[Page excerpt]

The OnePlus 15 is the company’s first flagship since parting ways with Hasselblad as a camera partner; it’s now using a DetailMax Engine of its own making. I think OnePlus is doing just fine on its own; white balance is well judged and leans into warm tones at all the right times. Colors are punchy without looking unrealistic. Curiously, OnePlus has opted for smaller sensors in all three rear cameras than it used in the OnePlus 13. And while it can get away with a lot in good lighting, you run up against its limitations in low light pretty quickly; trying to capture a moving subject in dusky blue light proved to be beyond its capabilities.
The OnePlus 15 stands alone.
Overall, the OnePlus 15 feels a little incohesive. There are a lot of borrowed ideas here — Apple’s action button and maybe a hint of frosted glass throughout the UI, too. There are a few things OnePlus is carrying forward from a previous era, like its commitment to offering fast charging. And there are the AI features — some of which seem well thought-out, though others feel a bit more me-too. But put all that together and it’s a bit of a confusing picture. Thankfully, the OnePlus 15 has one great idea that overshadows the rest of them: a phone that answers the question “What if you didn’t have to worry about battery life?”
I suspect that OnePlus thinks of this as a Phone For Gamers, even if it doesn’t look much like a Phone For Gamers on the surface. The emphasis on performance and screen refresh rate, coupled with the battery longevity, seems plenty appealing to someone who runs a lot of power-hungry games. But you don’t have to be a gamer to appreciate the battery life this phone provides; pretty much anyone would be happy with a device you charge less often. I would have appreciated more of an emphasis on camera hardware than an industry-leading screen, and if you would too, then you might be happier with a Pixel or a Galaxy. But for the battery anxious — gamers or otherwise — there’s nothing else quite like the OnePlus 15. Not in the US, anyway.
Photography by Allison Johnson / The Verge
Agree to continue: OnePlus 15
Every smart device now requires you to agree to a series of terms and conditions before you can use it — contracts that no one actually reads. It’s impossible for us to read and analyze every single one of these agreements. But we started counting exactly how many times you have to hit “agree” to use devices when we review them since these are agreements most people don’t read and definitely can’t negotiate.

[/Page excerpt]
[Information shown]

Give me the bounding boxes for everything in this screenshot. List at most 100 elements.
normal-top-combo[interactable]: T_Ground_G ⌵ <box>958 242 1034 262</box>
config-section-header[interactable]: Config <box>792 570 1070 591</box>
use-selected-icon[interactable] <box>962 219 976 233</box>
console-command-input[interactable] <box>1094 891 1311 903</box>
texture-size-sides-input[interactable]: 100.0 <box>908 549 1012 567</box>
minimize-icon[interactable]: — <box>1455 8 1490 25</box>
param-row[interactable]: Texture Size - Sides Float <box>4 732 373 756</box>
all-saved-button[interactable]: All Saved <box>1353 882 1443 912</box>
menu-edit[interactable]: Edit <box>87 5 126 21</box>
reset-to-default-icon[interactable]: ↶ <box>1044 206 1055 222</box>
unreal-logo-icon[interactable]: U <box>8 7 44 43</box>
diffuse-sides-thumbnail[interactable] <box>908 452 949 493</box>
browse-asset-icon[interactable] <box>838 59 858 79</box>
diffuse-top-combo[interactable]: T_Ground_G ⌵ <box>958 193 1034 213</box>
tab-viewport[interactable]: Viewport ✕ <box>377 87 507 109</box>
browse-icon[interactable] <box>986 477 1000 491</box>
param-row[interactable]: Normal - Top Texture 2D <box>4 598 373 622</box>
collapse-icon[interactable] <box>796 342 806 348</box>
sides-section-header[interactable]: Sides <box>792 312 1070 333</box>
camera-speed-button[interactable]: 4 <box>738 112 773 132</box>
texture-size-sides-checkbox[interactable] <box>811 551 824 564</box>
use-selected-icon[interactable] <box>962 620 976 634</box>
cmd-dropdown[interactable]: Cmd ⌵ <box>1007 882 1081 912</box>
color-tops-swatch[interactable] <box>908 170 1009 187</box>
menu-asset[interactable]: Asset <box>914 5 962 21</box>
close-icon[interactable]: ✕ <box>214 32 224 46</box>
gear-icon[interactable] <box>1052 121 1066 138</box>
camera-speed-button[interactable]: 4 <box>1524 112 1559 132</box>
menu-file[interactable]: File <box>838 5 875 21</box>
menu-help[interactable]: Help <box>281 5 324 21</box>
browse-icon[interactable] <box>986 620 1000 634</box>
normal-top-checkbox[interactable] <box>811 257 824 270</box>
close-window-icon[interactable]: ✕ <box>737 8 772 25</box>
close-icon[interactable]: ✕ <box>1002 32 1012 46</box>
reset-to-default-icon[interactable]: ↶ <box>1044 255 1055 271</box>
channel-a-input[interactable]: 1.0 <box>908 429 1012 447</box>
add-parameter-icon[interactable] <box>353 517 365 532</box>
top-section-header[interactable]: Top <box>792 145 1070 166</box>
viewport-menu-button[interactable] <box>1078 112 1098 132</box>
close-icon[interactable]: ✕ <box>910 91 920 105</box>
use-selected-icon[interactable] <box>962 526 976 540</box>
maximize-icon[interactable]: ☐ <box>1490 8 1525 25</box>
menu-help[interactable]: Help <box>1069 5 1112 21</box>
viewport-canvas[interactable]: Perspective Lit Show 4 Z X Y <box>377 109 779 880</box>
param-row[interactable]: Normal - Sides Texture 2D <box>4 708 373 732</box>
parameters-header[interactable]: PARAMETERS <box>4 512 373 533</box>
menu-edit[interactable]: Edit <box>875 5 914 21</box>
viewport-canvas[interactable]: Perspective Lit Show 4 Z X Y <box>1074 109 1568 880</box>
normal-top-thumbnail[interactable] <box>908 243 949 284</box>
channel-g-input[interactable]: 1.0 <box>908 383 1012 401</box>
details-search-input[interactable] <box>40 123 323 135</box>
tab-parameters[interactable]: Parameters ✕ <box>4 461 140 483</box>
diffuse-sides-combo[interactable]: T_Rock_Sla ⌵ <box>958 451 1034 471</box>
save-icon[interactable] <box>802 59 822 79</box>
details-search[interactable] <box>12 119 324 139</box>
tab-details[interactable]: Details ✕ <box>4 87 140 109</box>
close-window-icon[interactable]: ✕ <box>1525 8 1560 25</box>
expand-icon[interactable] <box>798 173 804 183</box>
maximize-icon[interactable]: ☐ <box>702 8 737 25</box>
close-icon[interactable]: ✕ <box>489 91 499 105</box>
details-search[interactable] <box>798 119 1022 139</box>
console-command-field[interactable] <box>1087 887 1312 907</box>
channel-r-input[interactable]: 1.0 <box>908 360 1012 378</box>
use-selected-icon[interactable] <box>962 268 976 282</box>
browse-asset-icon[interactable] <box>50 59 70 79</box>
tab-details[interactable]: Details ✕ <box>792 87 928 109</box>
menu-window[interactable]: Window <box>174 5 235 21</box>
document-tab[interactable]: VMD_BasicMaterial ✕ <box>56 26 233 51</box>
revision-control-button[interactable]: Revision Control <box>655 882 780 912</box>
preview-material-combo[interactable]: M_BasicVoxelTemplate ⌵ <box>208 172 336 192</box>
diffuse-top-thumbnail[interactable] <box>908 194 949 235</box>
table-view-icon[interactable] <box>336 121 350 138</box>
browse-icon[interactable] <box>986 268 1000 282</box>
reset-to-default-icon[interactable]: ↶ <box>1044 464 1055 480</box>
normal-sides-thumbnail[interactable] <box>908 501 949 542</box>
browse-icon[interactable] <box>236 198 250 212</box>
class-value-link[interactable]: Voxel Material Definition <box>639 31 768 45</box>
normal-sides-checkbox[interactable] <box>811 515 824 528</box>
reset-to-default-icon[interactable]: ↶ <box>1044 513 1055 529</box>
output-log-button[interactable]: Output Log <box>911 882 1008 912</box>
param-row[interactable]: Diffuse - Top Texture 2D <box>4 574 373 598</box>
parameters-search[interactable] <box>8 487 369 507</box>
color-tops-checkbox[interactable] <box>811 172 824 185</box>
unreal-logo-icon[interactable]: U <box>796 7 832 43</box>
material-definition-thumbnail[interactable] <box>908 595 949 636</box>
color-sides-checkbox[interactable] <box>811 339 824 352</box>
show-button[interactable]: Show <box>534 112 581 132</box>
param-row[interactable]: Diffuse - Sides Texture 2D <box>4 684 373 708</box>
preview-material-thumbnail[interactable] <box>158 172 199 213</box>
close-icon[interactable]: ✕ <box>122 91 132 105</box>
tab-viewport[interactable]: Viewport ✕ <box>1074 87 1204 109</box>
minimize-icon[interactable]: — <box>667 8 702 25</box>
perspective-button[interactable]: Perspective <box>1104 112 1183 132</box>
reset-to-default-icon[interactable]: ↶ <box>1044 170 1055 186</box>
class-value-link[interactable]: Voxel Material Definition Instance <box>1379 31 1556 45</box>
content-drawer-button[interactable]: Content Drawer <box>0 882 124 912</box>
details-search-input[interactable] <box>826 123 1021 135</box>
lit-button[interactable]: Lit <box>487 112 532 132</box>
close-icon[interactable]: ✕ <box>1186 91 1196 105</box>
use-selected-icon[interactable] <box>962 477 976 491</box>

[/Information shown]

Task goal. Write the next part of the OnePlus 15 review, picking up after its last sentence about counting how many times you have to hit "agree" to use a device.

Task output.
To use the OnePlus 15, you need to agree to:
- OnePlus’ End User License Agreement and Privacy Policy
- Google’s Privacy Policy and Terms of Service
- Google Play Terms of Service
- Install updates and apps: “You agree this device may also automatically download and install updates and apps from Google, your carrier, and your device’s manufacturer, possibly using cellular data. Some of these apps may offer in-app purchases.”
There are also several optional agreements that you need to get past during setup:
- Participation in Co-Creation User Programs, which includes built-in app updates, push notifications for surveys and product updates, and system stability reporting
- Assistant Voice Match
- Back up to Google Drive: “Your backup includes apps, app data, call history, contacts, device settings (including Wi-Fi passwords and permissions), and SMS.”
- Use location: “Google may collect location data periodically and use this data in an anonymous way to improve location accuracy and location-based services.”
- Allow scanning: “Allow apps and services to scan for Wi-Fi networks and nearby devices at any time, even when Wi-Fi or Bluetooth is off.”
- Send usage and diagnostic data: “Help improve your Android device experience by automatically sending diagnostic, device and app usage data to Google.”
In total, that’s six mandatory agreements and six optional agreements.